> INFORMATION SHOWN

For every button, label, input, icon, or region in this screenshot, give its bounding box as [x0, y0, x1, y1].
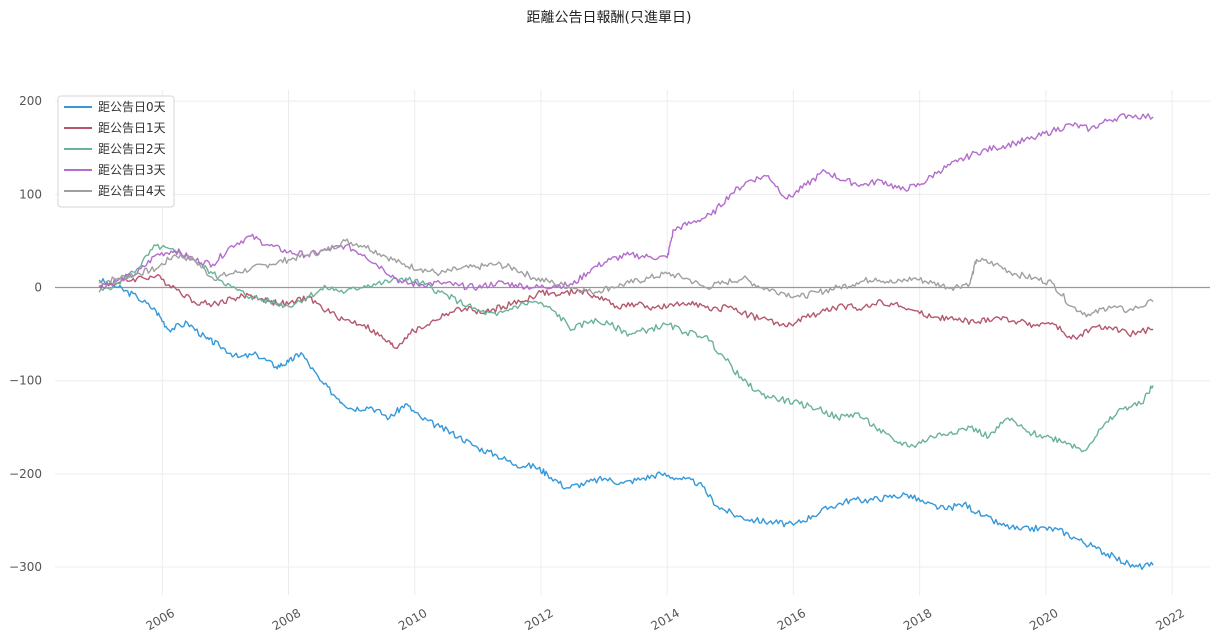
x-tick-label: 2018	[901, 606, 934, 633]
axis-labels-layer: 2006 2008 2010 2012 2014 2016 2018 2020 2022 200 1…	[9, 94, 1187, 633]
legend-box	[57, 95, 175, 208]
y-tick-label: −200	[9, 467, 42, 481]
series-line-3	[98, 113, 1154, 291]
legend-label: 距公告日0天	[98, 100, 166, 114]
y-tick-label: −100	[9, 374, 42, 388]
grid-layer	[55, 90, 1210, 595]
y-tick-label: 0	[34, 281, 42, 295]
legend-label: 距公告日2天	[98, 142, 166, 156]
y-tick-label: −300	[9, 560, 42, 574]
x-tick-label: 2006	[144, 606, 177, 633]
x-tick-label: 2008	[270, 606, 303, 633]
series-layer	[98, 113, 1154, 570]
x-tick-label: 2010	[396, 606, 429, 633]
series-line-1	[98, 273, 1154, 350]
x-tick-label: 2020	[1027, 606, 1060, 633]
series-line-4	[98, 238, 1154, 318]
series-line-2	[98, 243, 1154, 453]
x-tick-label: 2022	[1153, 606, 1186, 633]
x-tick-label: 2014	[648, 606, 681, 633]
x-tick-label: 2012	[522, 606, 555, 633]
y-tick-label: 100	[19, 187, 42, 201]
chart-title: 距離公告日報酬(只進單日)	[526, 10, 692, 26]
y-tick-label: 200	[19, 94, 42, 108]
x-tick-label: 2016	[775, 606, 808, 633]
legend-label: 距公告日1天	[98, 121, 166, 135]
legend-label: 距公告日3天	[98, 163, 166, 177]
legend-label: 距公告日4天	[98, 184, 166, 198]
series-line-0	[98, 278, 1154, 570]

> WORK TO DO
Can you copy every line above character for character, leaving out the picture?

> FULL SOLUTION
For every button, label, input, icon, or region in this screenshot, give its bounding box as [x0, y0, x1, y1].
x-tick-label: 2018	[901, 606, 934, 633]
axis-labels-layer: 2006 2008 2010 2012 2014 2016 2018 2020 2022 200 1…	[9, 94, 1187, 633]
legend-box	[57, 95, 175, 208]
y-tick-label: −200	[9, 467, 42, 481]
series-line-3	[98, 113, 1154, 291]
legend-label: 距公告日0天	[98, 100, 166, 114]
y-tick-label: −100	[9, 374, 42, 388]
grid-layer	[55, 90, 1210, 595]
y-tick-label: 0	[34, 281, 42, 295]
legend-label: 距公告日2天	[98, 142, 166, 156]
y-tick-label: −300	[9, 560, 42, 574]
x-tick-label: 2006	[144, 606, 177, 633]
x-tick-label: 2008	[270, 606, 303, 633]
series-layer	[98, 113, 1154, 570]
x-tick-label: 2010	[396, 606, 429, 633]
series-line-1	[98, 273, 1154, 350]
x-tick-label: 2020	[1027, 606, 1060, 633]
series-line-4	[98, 238, 1154, 318]
series-line-2	[98, 243, 1154, 453]
x-tick-label: 2022	[1153, 606, 1186, 633]
x-tick-label: 2014	[648, 606, 681, 633]
x-tick-label: 2012	[522, 606, 555, 633]
y-tick-label: 100	[19, 187, 42, 201]
chart-title: 距離公告日報酬(只進單日)	[526, 10, 692, 26]
y-tick-label: 200	[19, 94, 42, 108]
x-tick-label: 2016	[775, 606, 808, 633]
legend-label: 距公告日1天	[98, 121, 166, 135]
legend-label: 距公告日3天	[98, 163, 166, 177]
legend-label: 距公告日4天	[98, 184, 166, 198]
series-line-0	[98, 278, 1154, 570]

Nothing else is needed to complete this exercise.